__Goal__.
Give only the number of lines in the records that include the string "screenshot".

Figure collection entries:

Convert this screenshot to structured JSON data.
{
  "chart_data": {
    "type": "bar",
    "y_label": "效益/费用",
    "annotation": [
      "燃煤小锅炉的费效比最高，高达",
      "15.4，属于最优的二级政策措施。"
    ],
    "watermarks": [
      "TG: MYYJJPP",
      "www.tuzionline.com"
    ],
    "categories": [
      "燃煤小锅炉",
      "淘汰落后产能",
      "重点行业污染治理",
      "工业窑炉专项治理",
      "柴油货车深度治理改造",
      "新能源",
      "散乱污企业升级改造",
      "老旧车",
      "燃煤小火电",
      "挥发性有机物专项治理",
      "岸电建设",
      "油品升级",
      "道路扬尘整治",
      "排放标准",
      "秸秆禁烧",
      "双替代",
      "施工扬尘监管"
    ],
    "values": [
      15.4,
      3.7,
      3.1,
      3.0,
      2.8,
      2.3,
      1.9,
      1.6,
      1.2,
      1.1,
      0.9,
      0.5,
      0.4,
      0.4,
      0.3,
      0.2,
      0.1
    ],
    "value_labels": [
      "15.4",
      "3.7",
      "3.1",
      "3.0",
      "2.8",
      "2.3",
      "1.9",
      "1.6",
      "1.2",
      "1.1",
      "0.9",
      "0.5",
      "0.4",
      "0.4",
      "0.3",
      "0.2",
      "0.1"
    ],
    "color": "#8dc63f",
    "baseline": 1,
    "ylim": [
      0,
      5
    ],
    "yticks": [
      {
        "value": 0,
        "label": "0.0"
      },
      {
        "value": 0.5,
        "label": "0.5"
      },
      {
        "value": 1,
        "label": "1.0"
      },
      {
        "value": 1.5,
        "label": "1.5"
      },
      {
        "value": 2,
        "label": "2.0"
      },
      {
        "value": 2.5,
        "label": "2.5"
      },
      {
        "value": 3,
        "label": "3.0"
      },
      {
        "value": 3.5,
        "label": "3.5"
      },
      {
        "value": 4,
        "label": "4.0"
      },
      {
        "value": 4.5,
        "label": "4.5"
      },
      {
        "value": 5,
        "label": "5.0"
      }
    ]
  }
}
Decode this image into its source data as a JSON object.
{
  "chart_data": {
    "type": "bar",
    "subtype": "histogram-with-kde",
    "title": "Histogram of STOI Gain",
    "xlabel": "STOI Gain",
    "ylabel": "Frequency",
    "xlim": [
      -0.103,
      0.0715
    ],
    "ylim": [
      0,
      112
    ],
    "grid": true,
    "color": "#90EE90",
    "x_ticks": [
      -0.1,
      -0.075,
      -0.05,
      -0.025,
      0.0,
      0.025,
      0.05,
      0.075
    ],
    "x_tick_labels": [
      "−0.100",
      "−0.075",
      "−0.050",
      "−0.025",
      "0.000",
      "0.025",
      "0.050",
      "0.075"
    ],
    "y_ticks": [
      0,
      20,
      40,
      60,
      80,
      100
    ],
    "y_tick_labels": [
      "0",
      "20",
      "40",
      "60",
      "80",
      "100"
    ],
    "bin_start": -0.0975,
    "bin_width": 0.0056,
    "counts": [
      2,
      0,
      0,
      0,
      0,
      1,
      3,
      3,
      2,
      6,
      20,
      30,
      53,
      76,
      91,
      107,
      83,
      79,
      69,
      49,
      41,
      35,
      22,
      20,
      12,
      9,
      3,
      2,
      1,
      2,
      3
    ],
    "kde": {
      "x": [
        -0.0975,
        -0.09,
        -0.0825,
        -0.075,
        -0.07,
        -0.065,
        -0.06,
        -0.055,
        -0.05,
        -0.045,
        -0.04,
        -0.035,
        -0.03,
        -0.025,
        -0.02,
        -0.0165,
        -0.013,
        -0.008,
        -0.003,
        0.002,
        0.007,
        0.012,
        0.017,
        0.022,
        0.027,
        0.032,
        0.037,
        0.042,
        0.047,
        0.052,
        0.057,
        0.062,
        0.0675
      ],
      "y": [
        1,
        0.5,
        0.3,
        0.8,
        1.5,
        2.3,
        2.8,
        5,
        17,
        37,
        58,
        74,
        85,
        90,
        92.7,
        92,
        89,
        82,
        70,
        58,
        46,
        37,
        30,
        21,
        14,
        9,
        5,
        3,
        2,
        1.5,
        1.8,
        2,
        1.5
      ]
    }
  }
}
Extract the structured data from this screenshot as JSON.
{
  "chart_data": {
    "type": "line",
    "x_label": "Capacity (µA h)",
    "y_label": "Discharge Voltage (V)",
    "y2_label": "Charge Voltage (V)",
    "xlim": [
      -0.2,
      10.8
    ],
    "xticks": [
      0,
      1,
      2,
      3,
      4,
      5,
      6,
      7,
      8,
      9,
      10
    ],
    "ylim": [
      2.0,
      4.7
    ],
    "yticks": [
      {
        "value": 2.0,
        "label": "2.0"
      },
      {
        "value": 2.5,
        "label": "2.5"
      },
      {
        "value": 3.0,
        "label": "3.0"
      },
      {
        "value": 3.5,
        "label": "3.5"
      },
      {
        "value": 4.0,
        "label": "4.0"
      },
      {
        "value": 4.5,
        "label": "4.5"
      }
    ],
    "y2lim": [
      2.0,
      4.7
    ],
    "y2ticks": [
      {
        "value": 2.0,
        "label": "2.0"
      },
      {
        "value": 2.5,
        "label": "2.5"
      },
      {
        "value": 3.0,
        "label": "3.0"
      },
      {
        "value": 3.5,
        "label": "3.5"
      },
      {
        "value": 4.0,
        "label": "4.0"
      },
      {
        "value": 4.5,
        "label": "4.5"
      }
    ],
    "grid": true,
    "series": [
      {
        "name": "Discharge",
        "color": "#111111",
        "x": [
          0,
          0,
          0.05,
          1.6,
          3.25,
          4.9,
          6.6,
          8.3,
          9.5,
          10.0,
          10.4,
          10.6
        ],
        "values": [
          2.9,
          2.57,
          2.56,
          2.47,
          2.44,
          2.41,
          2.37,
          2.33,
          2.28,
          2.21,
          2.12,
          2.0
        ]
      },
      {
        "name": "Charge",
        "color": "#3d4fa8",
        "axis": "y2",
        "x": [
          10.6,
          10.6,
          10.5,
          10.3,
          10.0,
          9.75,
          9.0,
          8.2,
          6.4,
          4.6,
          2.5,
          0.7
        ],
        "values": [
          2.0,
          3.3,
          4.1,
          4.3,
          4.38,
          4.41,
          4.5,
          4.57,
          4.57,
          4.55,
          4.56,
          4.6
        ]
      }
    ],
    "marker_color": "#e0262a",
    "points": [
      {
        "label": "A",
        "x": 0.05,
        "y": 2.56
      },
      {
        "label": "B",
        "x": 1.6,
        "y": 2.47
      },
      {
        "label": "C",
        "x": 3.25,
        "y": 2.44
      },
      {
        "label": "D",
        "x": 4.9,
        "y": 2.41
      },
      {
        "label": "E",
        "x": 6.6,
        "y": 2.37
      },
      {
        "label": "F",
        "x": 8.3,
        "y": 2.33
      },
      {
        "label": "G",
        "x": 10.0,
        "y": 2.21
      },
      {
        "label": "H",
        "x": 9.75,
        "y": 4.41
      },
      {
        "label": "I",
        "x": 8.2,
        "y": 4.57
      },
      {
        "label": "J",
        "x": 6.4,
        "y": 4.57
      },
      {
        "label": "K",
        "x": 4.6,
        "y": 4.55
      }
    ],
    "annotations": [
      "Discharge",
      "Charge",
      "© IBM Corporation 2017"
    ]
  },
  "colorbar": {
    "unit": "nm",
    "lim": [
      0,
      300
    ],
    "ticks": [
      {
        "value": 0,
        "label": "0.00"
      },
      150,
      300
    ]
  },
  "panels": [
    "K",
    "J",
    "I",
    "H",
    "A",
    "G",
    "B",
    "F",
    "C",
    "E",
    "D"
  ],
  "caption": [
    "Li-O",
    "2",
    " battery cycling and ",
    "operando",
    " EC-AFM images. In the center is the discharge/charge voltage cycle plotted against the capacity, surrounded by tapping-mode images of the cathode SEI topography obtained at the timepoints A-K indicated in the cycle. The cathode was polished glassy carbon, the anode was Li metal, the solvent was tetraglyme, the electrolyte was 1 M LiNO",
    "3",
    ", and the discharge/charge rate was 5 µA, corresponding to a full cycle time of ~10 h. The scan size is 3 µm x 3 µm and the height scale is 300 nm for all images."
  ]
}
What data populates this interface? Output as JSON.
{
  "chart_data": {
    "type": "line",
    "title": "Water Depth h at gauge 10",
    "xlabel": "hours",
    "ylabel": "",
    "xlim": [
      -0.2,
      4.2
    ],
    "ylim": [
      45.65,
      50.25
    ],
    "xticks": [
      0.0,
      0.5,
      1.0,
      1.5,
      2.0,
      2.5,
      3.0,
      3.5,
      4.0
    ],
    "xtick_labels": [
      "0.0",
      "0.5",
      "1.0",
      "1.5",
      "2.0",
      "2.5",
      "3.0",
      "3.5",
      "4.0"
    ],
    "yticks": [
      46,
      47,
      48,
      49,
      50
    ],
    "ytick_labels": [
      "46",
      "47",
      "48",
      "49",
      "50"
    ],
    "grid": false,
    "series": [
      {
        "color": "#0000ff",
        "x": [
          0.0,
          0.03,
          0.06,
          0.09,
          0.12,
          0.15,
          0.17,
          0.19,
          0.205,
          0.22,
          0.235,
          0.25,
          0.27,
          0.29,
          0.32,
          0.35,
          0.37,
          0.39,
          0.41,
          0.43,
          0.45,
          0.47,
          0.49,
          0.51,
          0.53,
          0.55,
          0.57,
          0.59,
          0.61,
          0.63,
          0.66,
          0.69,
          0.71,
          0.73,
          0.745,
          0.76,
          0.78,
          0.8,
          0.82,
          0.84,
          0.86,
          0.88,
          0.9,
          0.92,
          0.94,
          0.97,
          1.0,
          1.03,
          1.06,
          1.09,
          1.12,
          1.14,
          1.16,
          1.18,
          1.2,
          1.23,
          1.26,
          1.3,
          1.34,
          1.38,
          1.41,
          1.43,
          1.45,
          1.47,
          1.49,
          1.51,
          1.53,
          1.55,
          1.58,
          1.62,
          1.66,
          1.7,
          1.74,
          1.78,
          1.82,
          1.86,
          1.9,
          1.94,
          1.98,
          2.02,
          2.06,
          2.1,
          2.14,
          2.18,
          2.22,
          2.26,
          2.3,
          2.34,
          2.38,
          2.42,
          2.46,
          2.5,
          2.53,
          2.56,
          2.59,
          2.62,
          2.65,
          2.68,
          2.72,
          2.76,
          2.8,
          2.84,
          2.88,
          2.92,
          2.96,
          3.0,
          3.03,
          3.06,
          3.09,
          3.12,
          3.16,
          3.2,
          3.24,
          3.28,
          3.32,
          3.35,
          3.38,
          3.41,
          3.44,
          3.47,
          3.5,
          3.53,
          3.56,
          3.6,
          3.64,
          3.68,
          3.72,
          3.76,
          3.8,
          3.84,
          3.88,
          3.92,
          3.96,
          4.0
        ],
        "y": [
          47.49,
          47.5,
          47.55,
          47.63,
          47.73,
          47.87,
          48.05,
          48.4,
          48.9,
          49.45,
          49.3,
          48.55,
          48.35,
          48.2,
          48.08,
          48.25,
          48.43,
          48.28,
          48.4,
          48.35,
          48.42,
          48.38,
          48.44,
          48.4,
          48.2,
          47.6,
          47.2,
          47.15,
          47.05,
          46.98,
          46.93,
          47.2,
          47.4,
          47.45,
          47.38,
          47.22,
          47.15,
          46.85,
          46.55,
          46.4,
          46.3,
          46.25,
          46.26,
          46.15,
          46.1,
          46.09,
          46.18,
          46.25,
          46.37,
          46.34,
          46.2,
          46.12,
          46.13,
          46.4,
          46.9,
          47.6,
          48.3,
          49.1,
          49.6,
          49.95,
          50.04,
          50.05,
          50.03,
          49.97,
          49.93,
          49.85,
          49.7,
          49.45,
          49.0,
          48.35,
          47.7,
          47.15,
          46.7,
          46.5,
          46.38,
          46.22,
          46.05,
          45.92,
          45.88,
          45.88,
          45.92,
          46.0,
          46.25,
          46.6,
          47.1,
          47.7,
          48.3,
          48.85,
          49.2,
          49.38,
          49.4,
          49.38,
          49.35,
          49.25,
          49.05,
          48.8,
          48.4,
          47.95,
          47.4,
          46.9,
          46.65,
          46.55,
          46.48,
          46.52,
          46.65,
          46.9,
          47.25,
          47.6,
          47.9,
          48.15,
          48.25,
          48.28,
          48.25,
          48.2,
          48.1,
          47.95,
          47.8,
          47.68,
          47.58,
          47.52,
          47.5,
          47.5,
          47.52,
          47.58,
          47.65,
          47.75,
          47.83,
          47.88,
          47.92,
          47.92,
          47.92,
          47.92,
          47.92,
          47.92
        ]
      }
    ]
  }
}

__Solution to this problem__.
2